| PROBLEMS TO WORK ON |
1. In the custom models section, what kind of handle is CustomPolicy<Adapter> described as?
2. Retype the portion of the custom models section that begins at the words "Lifecycle and Payload" and ends after "after registration completes.".
3. List each distinct method the code in the custom models section calls on the engine object.

Step 5 - submit custom models

The engine accepts the derived order and execution report directly. Their inherited EngineRaw() implementations supply the standard C ABI views, while the adapter recovers the original dynamic types for policy callbacks.

StrategyOrder order;
openpit::model::OrderOperation op;
op.instrument = openpit::model::Instrument("AAPL", "USD");
op.accountId = openpit::param::AccountId::FromUint64(1);
op.side = openpit::model::Side::Buy;
op.tradeAmount = openpit::model::TradeAmount::OfQuantity(
    openpit::param::Quantity::FromString("1"));
op.price = openpit::param::Price::FromString("100");
order.operation = std::move(op);
order.strategyTag = "alpha";

// Submit the typed order; inherited EngineRaw() supplies the standard view,
// while the adapter preserves the StrategyOrder dynamic type.
openpit::pretrade::ExecuteResult result = engine.ExecutePreTrade(order);
if (result.Passed()) {
  result.reservation->Commit();
}

StrategyOrder blockedOrder = order;
blockedOrder.strategyTag = "blocked";
const openpit::pretrade::StartResult blocked =
    engine.StartPreTrade(std::move(blockedOrder));
assert(!blocked.Passed());
assert(blocked.rejects.front().code ==
       openpit::pretrade::RejectCode::ComplianceRestriction);

StrategyOrder missingTagOrder = order;
missingTagOrder.strategyTag.clear();
const openpit::pretrade::ExecuteResult missingTag =
    engine.ExecutePreTrade(std::move(missingTagOrder));
assert(!missingTag.Passed());
assert(missingTag.rejects.front().code ==
       openpit::pretrade::RejectCode::MissingRequiredField);

StrategyReport report;
openpit::model::ExecutionReportOperation reportOp;
reportOp.instrument = openpit::model::Instrument("AAPL", "USD");
reportOp.accountId = openpit::param::AccountId::FromUint64(1);
reportOp.side = openpit::model::Side::Buy;
report.operation = std::move(reportOp);
report.venueExecId = "EX-1";

const openpit::PostTradeResult post = engine.ApplyExecutionReport(report);
assert(post.accountBlocks.empty());
assert(*appliedVenueExecId == "EX-1");

Lifecycle and Payload Contract

The custom payload type and the policy object follow the SDK ownership rules:

  • The CustomPolicy<Adapter> is a move-only owning RAII handle. The adapter it holds owns the client policy by value. Registration on the builder retains its own reference, so the engine keeps the policy alive after Build(); the caller's handle may be released after registration completes.

| MATERIAL PROVIDED |
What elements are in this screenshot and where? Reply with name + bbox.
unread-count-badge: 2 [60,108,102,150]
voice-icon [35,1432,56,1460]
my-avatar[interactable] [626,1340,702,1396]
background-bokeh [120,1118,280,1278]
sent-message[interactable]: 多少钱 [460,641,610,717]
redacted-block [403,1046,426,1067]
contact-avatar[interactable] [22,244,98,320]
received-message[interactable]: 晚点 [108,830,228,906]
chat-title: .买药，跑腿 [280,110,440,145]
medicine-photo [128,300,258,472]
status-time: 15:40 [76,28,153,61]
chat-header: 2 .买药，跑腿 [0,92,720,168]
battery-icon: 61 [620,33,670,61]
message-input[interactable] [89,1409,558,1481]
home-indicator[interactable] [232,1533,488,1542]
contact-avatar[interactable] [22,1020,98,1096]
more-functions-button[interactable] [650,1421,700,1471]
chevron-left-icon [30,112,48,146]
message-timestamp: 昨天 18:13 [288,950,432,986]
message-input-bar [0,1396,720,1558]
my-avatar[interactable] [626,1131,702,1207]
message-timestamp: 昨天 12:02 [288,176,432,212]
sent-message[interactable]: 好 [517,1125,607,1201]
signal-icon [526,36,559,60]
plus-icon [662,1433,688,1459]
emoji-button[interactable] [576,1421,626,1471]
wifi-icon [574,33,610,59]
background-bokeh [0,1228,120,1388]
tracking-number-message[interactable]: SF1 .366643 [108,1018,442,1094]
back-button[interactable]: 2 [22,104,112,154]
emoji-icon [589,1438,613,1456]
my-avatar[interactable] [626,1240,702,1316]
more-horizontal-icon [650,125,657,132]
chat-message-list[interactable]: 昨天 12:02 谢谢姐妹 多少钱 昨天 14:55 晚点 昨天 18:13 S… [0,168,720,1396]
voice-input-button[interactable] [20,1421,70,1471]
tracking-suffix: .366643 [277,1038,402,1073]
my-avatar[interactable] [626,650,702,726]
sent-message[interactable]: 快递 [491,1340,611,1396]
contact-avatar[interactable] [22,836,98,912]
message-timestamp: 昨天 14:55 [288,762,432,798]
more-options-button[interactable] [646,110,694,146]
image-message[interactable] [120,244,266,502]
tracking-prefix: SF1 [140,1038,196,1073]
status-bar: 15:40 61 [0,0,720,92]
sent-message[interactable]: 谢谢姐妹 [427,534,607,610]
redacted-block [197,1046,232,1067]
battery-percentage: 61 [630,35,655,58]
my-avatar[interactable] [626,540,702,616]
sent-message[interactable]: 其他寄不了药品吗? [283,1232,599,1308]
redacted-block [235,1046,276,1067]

| SOLUTIONS TO EACH TASK |
1. A move-only owning RAII handle.

2.
Lifecycle and Payload Contract

The custom payload type and the policy object follow the SDK ownership rules:

  • The CustomPolicy<Adapter> is a move-only owning RAII handle. The adapter it holds owns the client policy by value. Registration on the builder retains its own reference, so the engine keeps the policy alive after Build(); the caller's handle may be released after registration completes.

3. ExecutePreTrade, StartPreTrade, ApplyExecutionReport